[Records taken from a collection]

--- start ---

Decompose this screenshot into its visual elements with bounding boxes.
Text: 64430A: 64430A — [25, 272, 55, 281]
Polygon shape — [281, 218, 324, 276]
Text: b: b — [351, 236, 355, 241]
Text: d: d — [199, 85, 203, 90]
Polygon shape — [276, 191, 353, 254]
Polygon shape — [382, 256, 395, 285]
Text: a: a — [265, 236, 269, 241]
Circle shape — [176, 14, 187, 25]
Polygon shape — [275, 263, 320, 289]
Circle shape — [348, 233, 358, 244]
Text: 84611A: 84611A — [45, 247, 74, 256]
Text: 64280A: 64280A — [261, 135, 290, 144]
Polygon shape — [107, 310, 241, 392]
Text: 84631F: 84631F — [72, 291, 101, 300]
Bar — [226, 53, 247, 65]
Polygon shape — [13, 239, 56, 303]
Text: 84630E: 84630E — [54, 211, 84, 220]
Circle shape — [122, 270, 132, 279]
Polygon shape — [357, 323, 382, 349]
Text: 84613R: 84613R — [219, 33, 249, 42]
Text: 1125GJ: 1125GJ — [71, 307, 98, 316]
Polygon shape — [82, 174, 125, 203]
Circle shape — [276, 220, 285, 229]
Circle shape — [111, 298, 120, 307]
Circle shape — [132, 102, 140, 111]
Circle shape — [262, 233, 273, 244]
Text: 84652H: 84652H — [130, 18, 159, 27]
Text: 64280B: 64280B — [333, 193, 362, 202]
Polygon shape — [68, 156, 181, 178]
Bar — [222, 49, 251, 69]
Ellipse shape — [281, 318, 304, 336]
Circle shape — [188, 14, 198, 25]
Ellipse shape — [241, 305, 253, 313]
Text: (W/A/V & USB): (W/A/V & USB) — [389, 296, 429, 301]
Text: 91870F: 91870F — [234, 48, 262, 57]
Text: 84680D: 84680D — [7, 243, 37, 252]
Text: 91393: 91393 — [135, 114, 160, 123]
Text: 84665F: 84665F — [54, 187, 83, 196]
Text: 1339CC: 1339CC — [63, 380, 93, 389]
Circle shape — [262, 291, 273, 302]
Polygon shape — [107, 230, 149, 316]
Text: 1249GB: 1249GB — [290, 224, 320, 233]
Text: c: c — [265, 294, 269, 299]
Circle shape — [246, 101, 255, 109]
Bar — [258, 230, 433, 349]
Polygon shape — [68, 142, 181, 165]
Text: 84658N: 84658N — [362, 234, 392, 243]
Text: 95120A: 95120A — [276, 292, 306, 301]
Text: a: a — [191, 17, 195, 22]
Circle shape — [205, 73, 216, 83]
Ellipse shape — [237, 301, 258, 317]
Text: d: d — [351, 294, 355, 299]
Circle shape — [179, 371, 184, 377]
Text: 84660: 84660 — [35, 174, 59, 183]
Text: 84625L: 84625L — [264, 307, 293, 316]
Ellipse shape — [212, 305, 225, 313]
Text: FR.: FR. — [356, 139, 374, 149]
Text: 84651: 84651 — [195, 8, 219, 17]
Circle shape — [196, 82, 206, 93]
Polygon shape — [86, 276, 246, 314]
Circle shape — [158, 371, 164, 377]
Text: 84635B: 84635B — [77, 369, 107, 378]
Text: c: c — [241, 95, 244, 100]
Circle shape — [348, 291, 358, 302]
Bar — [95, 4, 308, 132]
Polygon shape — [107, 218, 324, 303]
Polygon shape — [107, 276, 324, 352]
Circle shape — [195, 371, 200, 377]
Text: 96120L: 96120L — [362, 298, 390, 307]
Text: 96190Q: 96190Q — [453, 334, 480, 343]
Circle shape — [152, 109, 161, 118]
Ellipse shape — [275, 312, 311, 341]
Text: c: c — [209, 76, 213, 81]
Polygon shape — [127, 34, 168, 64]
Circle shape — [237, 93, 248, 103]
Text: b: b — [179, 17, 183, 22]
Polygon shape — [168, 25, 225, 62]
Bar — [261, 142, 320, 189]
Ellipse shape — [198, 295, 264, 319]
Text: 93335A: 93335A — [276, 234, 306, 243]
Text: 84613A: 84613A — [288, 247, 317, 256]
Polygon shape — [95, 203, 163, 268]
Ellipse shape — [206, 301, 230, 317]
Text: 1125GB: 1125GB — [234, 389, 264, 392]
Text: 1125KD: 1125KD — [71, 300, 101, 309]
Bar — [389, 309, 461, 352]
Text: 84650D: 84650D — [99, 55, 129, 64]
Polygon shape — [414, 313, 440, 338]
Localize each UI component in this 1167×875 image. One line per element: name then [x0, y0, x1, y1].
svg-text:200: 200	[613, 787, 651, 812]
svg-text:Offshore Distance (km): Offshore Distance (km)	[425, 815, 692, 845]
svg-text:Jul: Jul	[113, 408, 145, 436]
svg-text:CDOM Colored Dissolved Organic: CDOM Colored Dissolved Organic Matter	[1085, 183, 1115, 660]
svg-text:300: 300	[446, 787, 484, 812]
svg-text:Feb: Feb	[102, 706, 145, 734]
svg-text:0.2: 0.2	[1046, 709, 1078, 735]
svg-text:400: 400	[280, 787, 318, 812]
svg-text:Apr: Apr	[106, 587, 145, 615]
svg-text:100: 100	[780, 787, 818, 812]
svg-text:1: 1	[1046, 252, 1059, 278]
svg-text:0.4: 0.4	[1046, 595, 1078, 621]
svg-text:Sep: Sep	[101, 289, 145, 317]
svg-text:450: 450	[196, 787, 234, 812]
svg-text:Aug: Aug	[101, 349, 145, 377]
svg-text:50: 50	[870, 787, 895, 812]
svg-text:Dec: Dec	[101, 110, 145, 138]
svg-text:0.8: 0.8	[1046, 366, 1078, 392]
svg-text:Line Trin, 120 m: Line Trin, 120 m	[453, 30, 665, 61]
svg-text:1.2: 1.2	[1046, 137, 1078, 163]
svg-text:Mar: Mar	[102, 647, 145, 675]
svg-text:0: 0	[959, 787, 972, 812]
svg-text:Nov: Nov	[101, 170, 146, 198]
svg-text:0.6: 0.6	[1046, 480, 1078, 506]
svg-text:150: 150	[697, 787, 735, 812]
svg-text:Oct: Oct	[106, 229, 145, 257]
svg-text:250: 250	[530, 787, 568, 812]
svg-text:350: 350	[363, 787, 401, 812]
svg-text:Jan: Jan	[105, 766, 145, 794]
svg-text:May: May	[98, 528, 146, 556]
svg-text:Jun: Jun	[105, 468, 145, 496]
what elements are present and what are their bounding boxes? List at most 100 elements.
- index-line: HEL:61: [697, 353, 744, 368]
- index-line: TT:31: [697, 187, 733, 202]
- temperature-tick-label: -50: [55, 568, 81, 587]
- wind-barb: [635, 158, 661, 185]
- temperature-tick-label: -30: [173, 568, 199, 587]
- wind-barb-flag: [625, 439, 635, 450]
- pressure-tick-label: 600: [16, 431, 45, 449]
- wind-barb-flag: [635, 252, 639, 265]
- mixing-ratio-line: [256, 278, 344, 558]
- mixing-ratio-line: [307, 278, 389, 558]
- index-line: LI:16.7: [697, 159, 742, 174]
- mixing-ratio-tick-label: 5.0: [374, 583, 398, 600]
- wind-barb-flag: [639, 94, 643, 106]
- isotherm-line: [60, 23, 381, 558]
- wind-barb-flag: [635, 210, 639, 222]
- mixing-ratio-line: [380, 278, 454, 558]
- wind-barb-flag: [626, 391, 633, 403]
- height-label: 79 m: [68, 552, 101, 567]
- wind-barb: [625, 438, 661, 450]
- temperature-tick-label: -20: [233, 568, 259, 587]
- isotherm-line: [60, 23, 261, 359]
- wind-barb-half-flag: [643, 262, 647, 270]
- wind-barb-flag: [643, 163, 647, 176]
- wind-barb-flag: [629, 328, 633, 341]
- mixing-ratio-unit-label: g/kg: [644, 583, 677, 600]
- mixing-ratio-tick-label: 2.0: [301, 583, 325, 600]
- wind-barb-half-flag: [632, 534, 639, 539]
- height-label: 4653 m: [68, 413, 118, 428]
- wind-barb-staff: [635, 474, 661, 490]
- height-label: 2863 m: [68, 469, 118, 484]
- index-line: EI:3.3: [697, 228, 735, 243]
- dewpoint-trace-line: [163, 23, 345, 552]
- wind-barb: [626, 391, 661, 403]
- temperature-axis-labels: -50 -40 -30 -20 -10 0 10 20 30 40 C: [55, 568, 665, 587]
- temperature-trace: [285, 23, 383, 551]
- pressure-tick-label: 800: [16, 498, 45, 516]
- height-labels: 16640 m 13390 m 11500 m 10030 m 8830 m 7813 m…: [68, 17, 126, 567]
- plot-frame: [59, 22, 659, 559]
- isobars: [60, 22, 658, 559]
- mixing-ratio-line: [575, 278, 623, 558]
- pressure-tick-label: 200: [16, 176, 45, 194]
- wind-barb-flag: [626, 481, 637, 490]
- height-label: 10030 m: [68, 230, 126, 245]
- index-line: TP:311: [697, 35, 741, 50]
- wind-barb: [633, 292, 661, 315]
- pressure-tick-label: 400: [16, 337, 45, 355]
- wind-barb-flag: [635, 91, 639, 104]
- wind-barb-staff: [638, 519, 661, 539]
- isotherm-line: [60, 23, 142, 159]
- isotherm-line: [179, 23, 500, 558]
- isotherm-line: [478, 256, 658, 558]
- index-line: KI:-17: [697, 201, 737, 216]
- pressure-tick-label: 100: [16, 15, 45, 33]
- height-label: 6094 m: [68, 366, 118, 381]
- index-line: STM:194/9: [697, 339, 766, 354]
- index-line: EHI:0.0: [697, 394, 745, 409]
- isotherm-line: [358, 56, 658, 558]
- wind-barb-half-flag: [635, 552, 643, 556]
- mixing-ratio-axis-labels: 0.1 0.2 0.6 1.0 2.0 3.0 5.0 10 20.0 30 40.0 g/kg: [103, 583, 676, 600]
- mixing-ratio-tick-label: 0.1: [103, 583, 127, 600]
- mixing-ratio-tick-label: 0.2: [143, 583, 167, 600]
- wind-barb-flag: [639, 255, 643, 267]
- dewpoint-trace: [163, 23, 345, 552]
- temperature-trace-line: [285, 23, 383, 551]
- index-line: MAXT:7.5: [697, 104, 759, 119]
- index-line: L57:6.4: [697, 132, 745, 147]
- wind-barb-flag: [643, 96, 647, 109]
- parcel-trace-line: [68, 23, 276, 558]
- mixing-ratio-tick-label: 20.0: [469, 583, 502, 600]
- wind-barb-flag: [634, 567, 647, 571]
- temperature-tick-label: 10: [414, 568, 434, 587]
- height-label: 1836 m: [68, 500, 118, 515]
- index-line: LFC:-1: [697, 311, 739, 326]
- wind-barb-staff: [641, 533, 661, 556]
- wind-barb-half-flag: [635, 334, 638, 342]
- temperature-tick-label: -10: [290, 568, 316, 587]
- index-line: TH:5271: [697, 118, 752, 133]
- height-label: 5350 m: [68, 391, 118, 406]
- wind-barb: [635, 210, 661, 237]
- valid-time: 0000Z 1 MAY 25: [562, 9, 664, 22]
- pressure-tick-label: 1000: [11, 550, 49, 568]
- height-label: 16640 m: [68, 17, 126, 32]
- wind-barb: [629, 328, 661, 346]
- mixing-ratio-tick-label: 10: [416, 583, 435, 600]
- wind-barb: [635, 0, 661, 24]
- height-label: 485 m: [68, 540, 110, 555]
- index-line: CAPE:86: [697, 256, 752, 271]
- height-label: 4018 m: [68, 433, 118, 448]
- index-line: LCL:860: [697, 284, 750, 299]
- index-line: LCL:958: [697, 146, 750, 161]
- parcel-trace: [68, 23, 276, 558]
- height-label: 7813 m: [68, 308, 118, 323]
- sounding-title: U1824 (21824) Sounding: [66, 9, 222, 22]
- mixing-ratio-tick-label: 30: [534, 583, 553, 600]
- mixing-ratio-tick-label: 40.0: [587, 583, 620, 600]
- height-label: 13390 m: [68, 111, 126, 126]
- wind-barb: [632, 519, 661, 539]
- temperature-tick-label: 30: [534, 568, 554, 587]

--- end ---

— Written instruction —
Put everything from the start of the material above down to the line containing "Text: 91393: 91393 — [135, 114, 160, 123]", both ends included, into a Markdown table with the columns Row and Line, leaving out any blank lines.

— Reply —
| Row | Line |
|---|---|
| 1 | Decompose this screenshot into its visual elements with bounding boxes. |
| 2 | Text: 64430A: 64430A — [25, 272, 55, 281] |
| 3 | Polygon shape — [281, 218, 324, 276] |
| 4 | Text: b: b — [351, 236, 355, 241] |
| 5 | Text: d: d — [199, 85, 203, 90] |
| 6 | Polygon shape — [276, 191, 353, 254] |
| 7 | Polygon shape — [382, 256, 395, 285] |
| 8 | Text: a: a — [265, 236, 269, 241] |
| 9 | Circle shape — [176, 14, 187, 25] |
| 10 | Polygon shape — [275, 263, 320, 289] |
| 11 | Circle shape — [348, 233, 358, 244] |
| 12 | Text: 84611A: 84611A — [45, 247, 74, 256] |
| 13 | Text: 64280A: 64280A — [261, 135, 290, 144] |
| 14 | Polygon shape — [107, 310, 241, 392] |
| 15 | Text: 84631F: 84631F — [72, 291, 101, 300] |
| 16 | Bar — [226, 53, 247, 65] |
| 17 | Polygon shape — [13, 239, 56, 303] |
| 18 | Text: 84630E: 84630E — [54, 211, 84, 220] |
| 19 | Circle shape — [122, 270, 132, 279] |
| 20 | Polygon shape — [357, 323, 382, 349] |
| 21 | Text: 84613R: 84613R — [219, 33, 249, 42] |
| 22 | Text: 1125GJ: 1125GJ — [71, 307, 98, 316] |
| 23 | Polygon shape — [82, 174, 125, 203] |
| 24 | Circle shape — [276, 220, 285, 229] |
| 25 | Circle shape — [111, 298, 120, 307] |
| 26 | Circle shape — [132, 102, 140, 111] |
| 27 | Circle shape — [262, 233, 273, 244] |
| 28 | Text: 84652H: 84652H — [130, 18, 159, 27] |
| 29 | Text: 64280B: 64280B — [333, 193, 362, 202] |
| 30 | Polygon shape — [68, 156, 181, 178] |
| 31 | Bar — [222, 49, 251, 69] |
| 32 | Ellipse shape — [281, 318, 304, 336] |
| 33 | Circle shape — [188, 14, 198, 25] |
| 34 | Ellipse shape — [241, 305, 253, 313] |
| 35 | Text: (W/A/V & USB): (W/A/V & USB) — [389, 296, 429, 301] |
| 36 | Text: 91870F: 91870F — [234, 48, 262, 57] |
| 37 | Text: 84680D: 84680D — [7, 243, 37, 252] |
| 38 | Text: 91393: 91393 — [135, 114, 160, 123] |